-- BEGIN INFORMATION SUPPLIED --

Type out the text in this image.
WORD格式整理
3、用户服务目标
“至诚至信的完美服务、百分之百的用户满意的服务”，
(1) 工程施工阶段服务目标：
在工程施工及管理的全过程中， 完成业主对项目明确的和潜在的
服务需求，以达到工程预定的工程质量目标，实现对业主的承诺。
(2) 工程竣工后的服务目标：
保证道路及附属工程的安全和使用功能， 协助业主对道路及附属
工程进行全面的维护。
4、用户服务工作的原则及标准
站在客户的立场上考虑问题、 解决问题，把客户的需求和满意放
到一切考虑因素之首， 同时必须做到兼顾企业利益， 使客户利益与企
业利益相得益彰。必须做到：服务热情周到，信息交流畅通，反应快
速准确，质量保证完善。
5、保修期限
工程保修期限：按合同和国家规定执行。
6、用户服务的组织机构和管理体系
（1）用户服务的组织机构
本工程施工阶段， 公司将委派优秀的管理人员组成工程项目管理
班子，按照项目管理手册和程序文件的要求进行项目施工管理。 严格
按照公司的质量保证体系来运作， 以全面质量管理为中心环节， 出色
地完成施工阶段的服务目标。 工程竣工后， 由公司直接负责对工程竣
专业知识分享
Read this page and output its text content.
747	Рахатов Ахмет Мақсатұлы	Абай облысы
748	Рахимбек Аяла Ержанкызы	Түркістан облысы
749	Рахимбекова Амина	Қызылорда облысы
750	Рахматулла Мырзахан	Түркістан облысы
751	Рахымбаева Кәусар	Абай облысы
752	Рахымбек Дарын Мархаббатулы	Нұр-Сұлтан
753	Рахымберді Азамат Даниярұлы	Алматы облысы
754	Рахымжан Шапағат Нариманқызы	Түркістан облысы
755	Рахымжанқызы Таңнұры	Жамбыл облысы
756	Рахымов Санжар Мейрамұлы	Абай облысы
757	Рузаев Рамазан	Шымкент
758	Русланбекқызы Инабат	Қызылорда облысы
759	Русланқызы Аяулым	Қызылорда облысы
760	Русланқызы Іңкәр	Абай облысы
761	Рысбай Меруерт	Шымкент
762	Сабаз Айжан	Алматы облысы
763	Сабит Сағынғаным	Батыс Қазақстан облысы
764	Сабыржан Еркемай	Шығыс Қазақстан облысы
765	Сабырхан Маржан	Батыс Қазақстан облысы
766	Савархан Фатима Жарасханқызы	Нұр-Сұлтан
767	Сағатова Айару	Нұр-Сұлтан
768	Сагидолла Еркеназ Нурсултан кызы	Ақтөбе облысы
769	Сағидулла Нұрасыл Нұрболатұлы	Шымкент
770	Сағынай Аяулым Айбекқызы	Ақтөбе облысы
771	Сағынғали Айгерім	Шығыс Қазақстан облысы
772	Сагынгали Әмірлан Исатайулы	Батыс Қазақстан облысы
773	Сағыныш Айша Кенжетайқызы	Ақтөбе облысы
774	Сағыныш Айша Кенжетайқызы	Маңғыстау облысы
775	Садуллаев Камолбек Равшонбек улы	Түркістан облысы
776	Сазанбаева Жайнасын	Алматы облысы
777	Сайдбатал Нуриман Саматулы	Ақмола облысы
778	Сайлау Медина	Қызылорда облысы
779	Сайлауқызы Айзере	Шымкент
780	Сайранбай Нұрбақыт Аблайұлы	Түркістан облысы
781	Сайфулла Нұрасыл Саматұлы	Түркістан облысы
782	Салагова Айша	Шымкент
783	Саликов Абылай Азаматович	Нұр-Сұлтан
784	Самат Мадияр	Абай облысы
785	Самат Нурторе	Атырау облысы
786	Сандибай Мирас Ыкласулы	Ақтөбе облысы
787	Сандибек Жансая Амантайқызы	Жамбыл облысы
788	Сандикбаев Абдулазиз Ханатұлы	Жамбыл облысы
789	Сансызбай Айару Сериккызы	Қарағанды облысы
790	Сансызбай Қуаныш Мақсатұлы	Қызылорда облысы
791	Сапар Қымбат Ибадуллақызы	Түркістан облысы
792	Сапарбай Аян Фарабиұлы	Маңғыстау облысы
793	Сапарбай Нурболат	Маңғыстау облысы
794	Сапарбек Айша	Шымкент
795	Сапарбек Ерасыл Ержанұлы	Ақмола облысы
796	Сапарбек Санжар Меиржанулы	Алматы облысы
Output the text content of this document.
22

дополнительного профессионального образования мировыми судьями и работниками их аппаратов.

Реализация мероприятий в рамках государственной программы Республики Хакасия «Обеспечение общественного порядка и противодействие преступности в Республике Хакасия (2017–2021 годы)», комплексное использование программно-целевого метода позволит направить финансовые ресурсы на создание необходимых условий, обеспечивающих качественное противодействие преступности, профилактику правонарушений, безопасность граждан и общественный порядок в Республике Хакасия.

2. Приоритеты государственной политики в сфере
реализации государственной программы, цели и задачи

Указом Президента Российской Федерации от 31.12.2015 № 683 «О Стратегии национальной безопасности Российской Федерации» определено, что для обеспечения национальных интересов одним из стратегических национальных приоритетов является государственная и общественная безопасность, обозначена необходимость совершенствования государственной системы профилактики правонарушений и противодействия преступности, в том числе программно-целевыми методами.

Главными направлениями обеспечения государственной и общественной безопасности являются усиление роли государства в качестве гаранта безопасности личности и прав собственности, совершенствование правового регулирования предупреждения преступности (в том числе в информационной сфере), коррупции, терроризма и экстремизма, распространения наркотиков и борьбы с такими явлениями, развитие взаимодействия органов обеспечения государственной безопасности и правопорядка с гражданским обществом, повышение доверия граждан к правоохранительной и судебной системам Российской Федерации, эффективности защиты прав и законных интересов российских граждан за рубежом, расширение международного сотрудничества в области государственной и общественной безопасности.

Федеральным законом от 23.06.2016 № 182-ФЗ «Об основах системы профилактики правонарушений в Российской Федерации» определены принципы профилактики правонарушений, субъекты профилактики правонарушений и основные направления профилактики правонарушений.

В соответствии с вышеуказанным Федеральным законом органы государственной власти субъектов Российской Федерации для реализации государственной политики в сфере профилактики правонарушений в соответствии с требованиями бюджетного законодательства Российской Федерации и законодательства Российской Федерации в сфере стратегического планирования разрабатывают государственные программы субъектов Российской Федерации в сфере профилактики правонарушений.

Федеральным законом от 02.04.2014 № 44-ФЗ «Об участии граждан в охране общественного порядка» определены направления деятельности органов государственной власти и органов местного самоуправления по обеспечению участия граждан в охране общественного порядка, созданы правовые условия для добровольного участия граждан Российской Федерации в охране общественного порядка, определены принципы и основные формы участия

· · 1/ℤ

-- END INFORMATION SUPPLIED --

## EXERCISE DETAILS
Go through the listing and print each line exactly as it appears.

## RESULT FOR THIS TASK
Type out the text in this image.
WORD格式整理
3、用户服务目标
“至诚至信的完美服务、百分之百的用户满意的服务”，
(1) 工程施工阶段服务目标：
在工程施工及管理的全过程中， 完成业主对项目明确的和潜在的
服务需求，以达到工程预定的工程质量目标，实现对业主的承诺。
(2) 工程竣工后的服务目标：
保证道路及附属工程的安全和使用功能， 协助业主对道路及附属
工程进行全面的维护。
4、用户服务工作的原则及标准
站在客户的立场上考虑问题、 解决问题，把客户的需求和满意放
到一切考虑因素之首， 同时必须做到兼顾企业利益， 使客户利益与企
业利益相得益彰。必须做到：服务热情周到，信息交流畅通，反应快
速准确，质量保证完善。
5、保修期限
工程保修期限：按合同和国家规定执行。
6、用户服务的组织机构和管理体系
（1）用户服务的组织机构
本工程施工阶段， 公司将委派优秀的管理人员组成工程项目管理
班子，按照项目管理手册和程序文件的要求进行项目施工管理。 严格
按照公司的质量保证体系来运作， 以全面质量管理为中心环节， 出色
地完成施工阶段的服务目标。 工程竣工后， 由公司直接负责对工程竣
专业知识分享
Read this page and output its text content.
747	Рахатов Ахмет Мақсатұлы	Абай облысы
748	Рахимбек Аяла Ержанкызы	Түркістан облысы
749	Рахимбекова Амина	Қызылорда облысы
750	Рахматулла Мырзахан	Түркістан облысы
751	Рахымбаева Кәусар	Абай облысы
752	Рахымбек Дарын Мархаббатулы	Нұр-Сұлтан
753	Рахымберді Азамат Даниярұлы	Алматы облысы
754	Рахымжан Шапағат Нариманқызы	Түркістан облысы
755	Рахымжанқызы Таңнұры	Жамбыл облысы
756	Рахымов Санжар Мейрамұлы	Абай облысы
757	Рузаев Рамазан	Шымкент
758	Русланбекқызы Инабат	Қызылорда облысы
759	Русланқызы Аяулым	Қызылорда облысы
760	Русланқызы Іңкәр	Абай облысы
761	Рысбай Меруерт	Шымкент
762	Сабаз Айжан	Алматы облысы
763	Сабит Сағынғаным	Батыс Қазақстан облысы
764	Сабыржан Еркемай	Шығыс Қазақстан облысы
765	Сабырхан Маржан	Батыс Қазақстан облысы
766	Савархан Фатима Жарасханқызы	Нұр-Сұлтан
767	Сағатова Айару	Нұр-Сұлтан
768	Сагидолла Еркеназ Нурсултан кызы	Ақтөбе облысы
769	Сағидулла Нұрасыл Нұрболатұлы	Шымкент
770	Сағынай Аяулым Айбекқызы	Ақтөбе облысы
771	Сағынғали Айгерім	Шығыс Қазақстан облысы
772	Сагынгали Әмірлан Исатайулы	Батыс Қазақстан облысы
773	Сағыныш Айша Кенжетайқызы	Ақтөбе облысы
774	Сағыныш Айша Кенжетайқызы	Маңғыстау облысы
775	Садуллаев Камолбек Равшонбек улы	Түркістан облысы
776	Сазанбаева Жайнасын	Алматы облысы
777	Сайдбатал Нуриман Саматулы	Ақмола облысы
778	Сайлау Медина	Қызылорда облысы
779	Сайлауқызы Айзере	Шымкент
780	Сайранбай Нұрбақыт Аблайұлы	Түркістан облысы
781	Сайфулла Нұрасыл Саматұлы	Түркістан облысы
782	Салагова Айша	Шымкент
783	Саликов Абылай Азаматович	Нұр-Сұлтан
784	Самат Мадияр	Абай облысы
785	Самат Нурторе	Атырау облысы
786	Сандибай Мирас Ыкласулы	Ақтөбе облысы
787	Сандибек Жансая Амантайқызы	Жамбыл облысы
788	Сандикбаев Абдулазиз Ханатұлы	Жамбыл облысы
789	Сансызбай Айару Сериккызы	Қарағанды облысы
790	Сансызбай Қуаныш Мақсатұлы	Қызылорда облысы
791	Сапар Қымбат Ибадуллақызы	Түркістан облысы
792	Сапарбай Аян Фарабиұлы	Маңғыстау облысы
793	Сапарбай Нурболат	Маңғыстау облысы
794	Сапарбек Айша	Шымкент
795	Сапарбек Ерасыл Ержанұлы	Ақмола облысы
796	Сапарбек Санжар Меиржанулы	Алматы облысы
Output the text content of this document.
22

дополнительного профессионального образования мировыми судьями и работниками их аппаратов.

Реализация мероприятий в рамках государственной программы Республики Хакасия «Обеспечение общественного порядка и противодействие преступности в Республике Хакасия (2017–2021 годы)», комплексное использование программно-целевого метода позволит направить финансовые ресурсы на создание необходимых условий, обеспечивающих качественное противодействие преступности, профилактику правонарушений, безопасность граждан и общественный порядок в Республике Хакасия.

2. Приоритеты государственной политики в сфере
реализации государственной программы, цели и задачи

Указом Президента Российской Федерации от 31.12.2015 № 683 «О Стратегии национальной безопасности Российской Федерации» определено, что для обеспечения национальных интересов одним из стратегических национальных приоритетов является государственная и общественная безопасность, обозначена необходимость совершенствования государственной системы профилактики правонарушений и противодействия преступности, в том числе программно-целевыми методами.

Главными направлениями обеспечения государственной и общественной безопасности являются усиление роли государства в качестве гаранта безопасности личности и прав собственности, совершенствование правового регулирования предупреждения преступности (в том числе в информационной сфере), коррупции, терроризма и экстремизма, распространения наркотиков и борьбы с такими явлениями, развитие взаимодействия органов обеспечения государственной безопасности и правопорядка с гражданским обществом, повышение доверия граждан к правоохранительной и судебной системам Российской Федерации, эффективности защиты прав и законных интересов российских граждан за рубежом, расширение международного сотрудничества в области государственной и общественной безопасности.

Федеральным законом от 23.06.2016 № 182-ФЗ «Об основах системы профилактики правонарушений в Российской Федерации» определены принципы профилактики правонарушений, субъекты профилактики правонарушений и основные направления профилактики правонарушений.

В соответствии с вышеуказанным Федеральным законом органы государственной власти субъектов Российской Федерации для реализации государственной политики в сфере профилактики правонарушений в соответствии с требованиями бюджетного законодательства Российской Федерации и законодательства Российской Федерации в сфере стратегического планирования разрабатывают государственные программы субъектов Российской Федерации в сфере профилактики правонарушений.

Федеральным законом от 02.04.2014 № 44-ФЗ «Об участии граждан в охране общественного порядка» определены направления деятельности органов государственной власти и органов местного самоуправления по обеспечению участия граждан в охране общественного порядка, созданы правовые условия для добровольного участия граждан Российской Федерации в охране общественного порядка, определены принципы и основные формы участия

· · 1/ℤ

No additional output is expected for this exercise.